• [Written task]: Keep only the lines of the data below that contain "this", and copy them.

(Records from a collection of figures)
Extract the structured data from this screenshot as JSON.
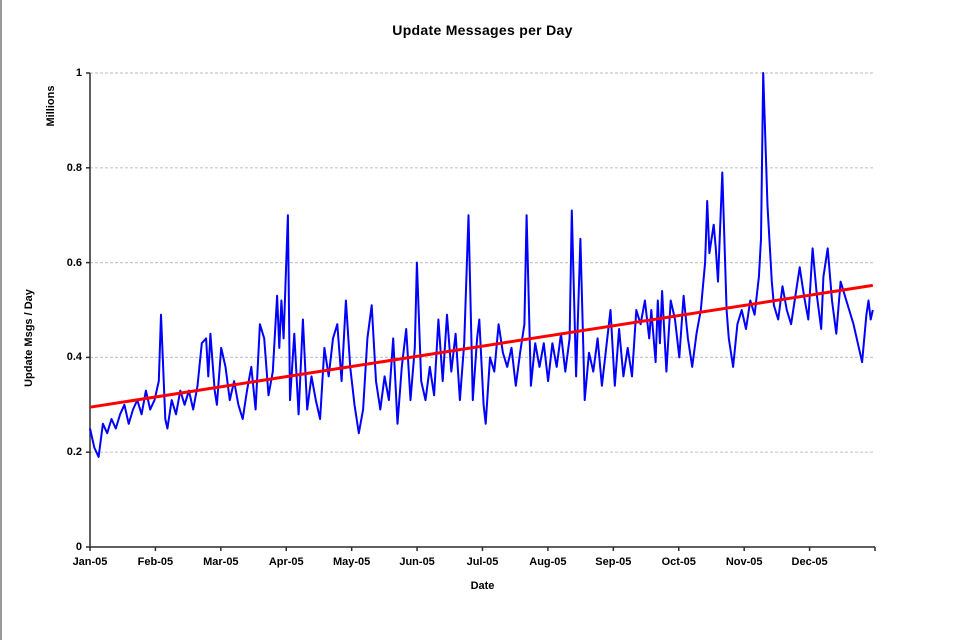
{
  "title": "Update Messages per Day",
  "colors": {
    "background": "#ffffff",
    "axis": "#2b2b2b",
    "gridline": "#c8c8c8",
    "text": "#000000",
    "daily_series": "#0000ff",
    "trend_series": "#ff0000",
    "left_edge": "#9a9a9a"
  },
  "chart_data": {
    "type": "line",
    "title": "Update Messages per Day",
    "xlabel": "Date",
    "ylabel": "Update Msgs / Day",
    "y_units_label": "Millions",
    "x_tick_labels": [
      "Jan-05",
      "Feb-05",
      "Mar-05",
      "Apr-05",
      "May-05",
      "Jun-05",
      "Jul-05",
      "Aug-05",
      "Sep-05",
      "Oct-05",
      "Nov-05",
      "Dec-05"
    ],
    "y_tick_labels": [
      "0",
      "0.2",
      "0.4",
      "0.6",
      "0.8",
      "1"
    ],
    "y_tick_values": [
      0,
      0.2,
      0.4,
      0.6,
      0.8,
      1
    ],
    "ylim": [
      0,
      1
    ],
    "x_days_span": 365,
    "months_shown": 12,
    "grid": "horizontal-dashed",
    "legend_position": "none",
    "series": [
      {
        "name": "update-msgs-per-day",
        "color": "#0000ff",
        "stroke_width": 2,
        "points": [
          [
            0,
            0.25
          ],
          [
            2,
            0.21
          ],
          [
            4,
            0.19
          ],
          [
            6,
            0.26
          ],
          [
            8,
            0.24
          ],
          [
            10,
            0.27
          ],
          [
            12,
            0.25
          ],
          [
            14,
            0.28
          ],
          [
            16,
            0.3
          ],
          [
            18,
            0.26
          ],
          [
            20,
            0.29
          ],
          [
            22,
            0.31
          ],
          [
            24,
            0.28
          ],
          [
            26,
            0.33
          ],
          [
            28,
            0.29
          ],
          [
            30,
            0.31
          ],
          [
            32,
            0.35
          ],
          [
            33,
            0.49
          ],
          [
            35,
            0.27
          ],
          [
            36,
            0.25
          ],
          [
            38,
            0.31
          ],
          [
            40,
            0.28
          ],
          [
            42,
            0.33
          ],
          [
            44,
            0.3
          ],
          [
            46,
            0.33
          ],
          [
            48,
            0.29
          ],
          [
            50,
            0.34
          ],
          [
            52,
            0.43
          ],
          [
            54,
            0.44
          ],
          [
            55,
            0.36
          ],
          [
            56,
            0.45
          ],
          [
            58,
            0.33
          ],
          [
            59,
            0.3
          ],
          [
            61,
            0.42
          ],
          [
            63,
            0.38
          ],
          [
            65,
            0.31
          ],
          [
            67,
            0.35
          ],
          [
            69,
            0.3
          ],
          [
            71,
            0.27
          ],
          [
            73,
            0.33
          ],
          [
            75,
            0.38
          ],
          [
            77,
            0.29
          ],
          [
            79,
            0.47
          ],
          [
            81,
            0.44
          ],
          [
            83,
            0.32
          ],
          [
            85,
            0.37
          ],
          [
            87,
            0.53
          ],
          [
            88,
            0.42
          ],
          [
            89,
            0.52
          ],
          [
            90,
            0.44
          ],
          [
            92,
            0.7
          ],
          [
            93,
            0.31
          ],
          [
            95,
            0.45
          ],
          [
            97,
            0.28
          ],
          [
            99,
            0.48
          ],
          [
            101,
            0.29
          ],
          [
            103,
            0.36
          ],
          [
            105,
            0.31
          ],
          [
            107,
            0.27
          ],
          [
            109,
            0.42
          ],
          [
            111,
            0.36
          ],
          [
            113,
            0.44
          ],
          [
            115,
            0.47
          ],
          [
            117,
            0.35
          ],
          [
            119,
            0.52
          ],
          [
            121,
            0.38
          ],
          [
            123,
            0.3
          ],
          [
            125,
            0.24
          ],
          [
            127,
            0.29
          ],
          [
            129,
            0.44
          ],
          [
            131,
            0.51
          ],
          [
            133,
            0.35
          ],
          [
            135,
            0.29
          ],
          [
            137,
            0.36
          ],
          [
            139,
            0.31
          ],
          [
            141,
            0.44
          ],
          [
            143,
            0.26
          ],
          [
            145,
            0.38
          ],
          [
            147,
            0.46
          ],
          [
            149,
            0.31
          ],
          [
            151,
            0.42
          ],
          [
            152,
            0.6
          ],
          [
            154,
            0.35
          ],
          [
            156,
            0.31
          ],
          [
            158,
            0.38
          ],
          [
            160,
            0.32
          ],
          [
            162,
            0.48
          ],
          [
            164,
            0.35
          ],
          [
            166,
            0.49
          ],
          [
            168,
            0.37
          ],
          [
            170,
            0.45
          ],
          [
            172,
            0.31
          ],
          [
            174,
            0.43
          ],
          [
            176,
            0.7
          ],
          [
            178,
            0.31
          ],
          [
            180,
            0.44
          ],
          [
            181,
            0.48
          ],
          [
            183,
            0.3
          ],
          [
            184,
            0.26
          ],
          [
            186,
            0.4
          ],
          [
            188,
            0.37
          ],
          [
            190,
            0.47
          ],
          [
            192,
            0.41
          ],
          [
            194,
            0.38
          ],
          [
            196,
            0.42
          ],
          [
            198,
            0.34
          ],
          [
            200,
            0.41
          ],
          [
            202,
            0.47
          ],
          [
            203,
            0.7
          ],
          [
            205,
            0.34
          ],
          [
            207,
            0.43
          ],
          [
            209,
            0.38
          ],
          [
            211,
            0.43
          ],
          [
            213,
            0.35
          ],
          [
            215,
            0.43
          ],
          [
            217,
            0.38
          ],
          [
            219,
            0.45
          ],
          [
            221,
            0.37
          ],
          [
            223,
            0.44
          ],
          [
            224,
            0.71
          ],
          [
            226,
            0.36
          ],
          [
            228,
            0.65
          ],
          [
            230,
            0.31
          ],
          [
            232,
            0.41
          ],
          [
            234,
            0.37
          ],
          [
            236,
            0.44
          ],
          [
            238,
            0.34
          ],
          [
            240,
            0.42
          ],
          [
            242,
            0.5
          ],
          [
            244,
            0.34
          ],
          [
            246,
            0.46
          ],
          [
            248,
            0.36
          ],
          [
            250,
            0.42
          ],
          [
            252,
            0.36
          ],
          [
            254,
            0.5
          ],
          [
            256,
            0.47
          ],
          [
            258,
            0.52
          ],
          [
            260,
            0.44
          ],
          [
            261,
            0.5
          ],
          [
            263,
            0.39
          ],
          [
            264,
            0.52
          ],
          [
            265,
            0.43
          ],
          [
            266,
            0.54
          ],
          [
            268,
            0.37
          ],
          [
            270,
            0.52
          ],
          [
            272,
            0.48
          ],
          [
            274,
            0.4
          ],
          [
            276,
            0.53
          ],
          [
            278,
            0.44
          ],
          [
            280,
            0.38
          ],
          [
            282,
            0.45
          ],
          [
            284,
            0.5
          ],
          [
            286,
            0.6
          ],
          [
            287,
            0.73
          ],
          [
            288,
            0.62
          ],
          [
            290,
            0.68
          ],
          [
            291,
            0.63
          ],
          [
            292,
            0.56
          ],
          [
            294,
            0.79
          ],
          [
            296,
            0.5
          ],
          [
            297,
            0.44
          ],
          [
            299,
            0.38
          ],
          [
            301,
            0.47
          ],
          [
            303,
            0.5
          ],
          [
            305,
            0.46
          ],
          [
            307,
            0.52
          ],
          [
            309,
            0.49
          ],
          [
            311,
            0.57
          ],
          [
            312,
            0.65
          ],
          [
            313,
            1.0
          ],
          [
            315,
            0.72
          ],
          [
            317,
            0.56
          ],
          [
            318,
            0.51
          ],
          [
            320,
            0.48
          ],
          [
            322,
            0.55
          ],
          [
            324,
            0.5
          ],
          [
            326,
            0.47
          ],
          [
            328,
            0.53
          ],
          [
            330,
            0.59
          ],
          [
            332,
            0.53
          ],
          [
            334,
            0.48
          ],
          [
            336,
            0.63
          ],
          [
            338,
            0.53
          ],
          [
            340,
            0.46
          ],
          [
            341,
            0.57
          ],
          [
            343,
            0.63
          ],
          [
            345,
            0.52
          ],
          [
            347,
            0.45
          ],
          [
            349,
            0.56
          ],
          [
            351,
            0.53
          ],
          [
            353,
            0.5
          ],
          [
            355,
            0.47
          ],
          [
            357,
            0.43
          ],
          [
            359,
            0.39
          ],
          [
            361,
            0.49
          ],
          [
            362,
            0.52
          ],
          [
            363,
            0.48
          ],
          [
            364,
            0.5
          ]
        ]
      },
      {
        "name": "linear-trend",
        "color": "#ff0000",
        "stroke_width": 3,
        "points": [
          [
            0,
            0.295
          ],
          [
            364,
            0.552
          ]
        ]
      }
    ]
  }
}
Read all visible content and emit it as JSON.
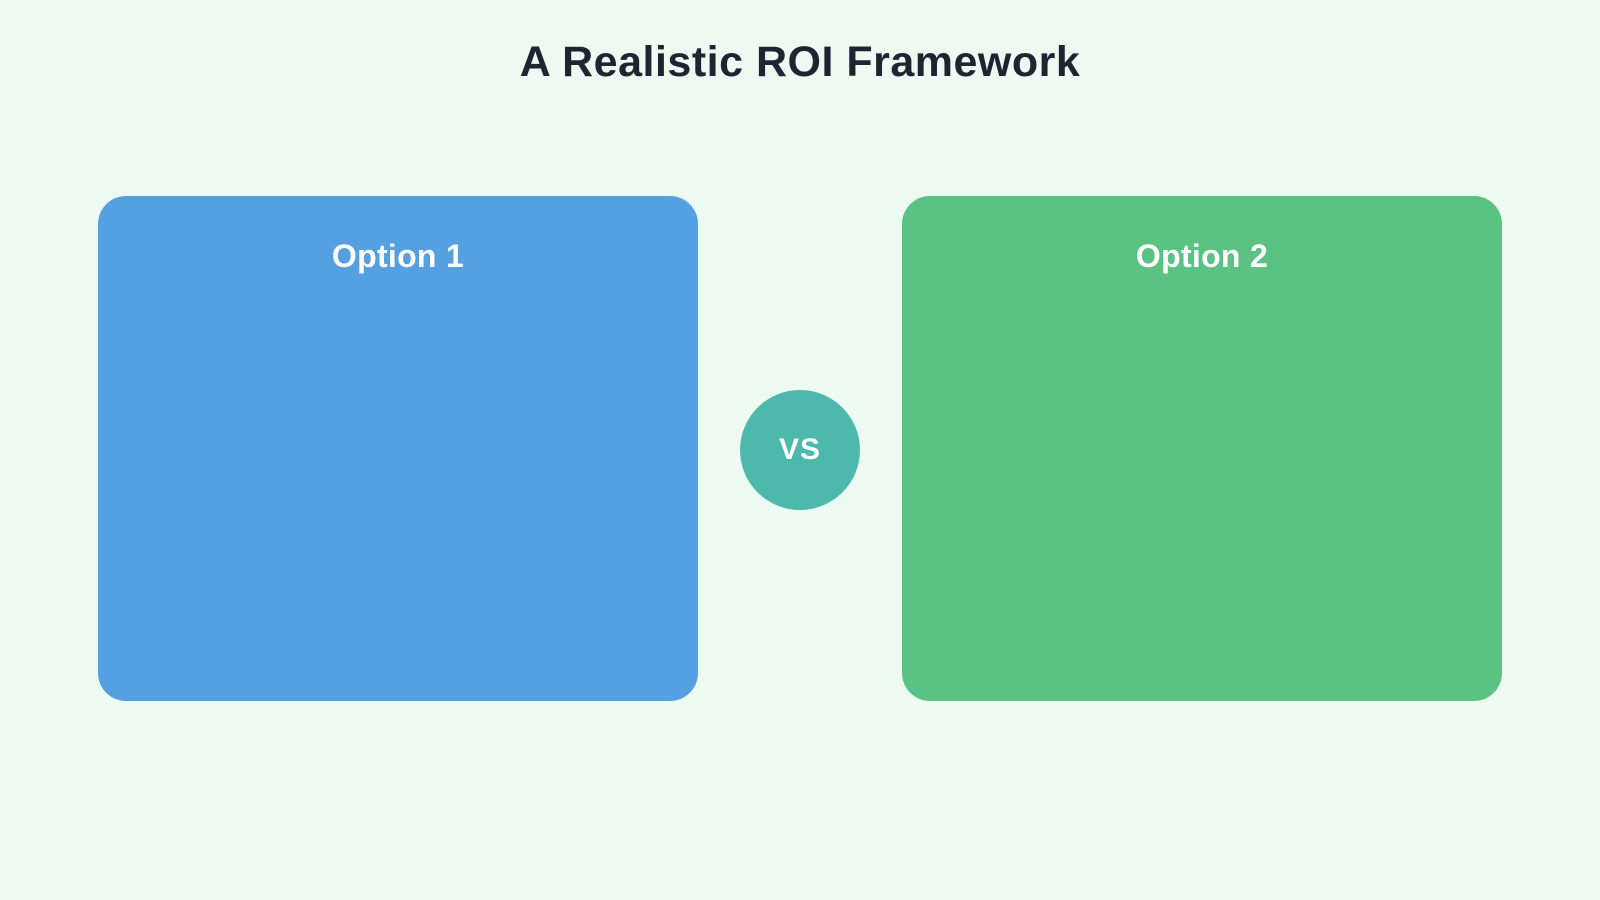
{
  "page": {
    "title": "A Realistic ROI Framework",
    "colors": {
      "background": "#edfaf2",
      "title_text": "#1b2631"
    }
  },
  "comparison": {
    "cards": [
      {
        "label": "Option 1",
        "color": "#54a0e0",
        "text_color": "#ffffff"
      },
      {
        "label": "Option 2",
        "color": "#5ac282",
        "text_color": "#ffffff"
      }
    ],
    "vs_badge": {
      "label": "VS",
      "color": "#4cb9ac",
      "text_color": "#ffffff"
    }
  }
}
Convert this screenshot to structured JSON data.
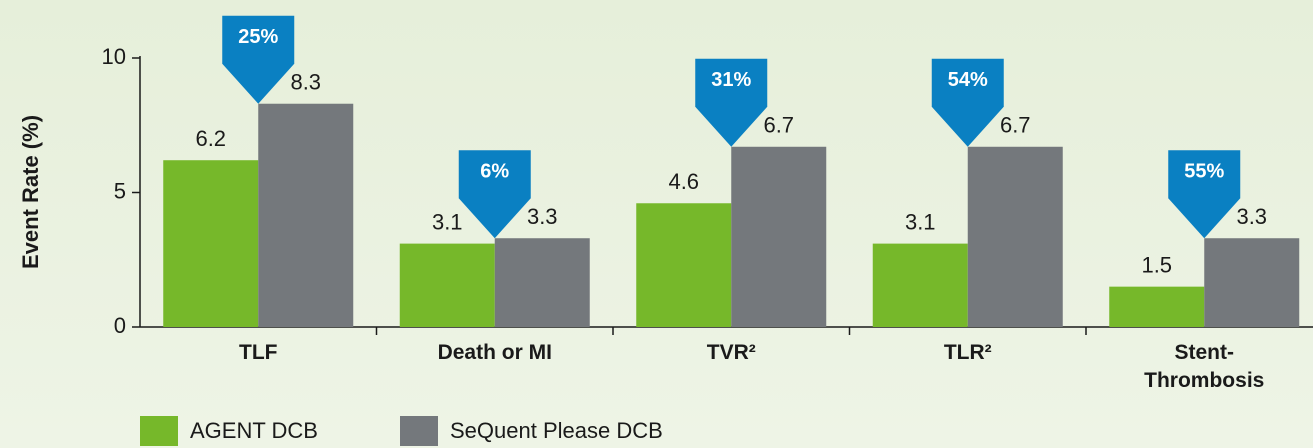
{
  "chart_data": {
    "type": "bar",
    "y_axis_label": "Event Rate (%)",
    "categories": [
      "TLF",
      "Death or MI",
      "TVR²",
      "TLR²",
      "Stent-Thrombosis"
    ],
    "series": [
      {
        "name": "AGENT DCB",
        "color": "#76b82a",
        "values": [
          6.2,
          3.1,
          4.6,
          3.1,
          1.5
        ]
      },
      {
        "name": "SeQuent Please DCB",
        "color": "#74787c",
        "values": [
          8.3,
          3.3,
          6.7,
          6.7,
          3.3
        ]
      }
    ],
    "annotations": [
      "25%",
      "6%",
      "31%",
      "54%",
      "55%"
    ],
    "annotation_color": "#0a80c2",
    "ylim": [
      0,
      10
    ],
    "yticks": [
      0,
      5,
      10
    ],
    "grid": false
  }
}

• [Solution]:
Extract the structured data from this screenshot as JSON.
Convert this screenshot to structured JSON data.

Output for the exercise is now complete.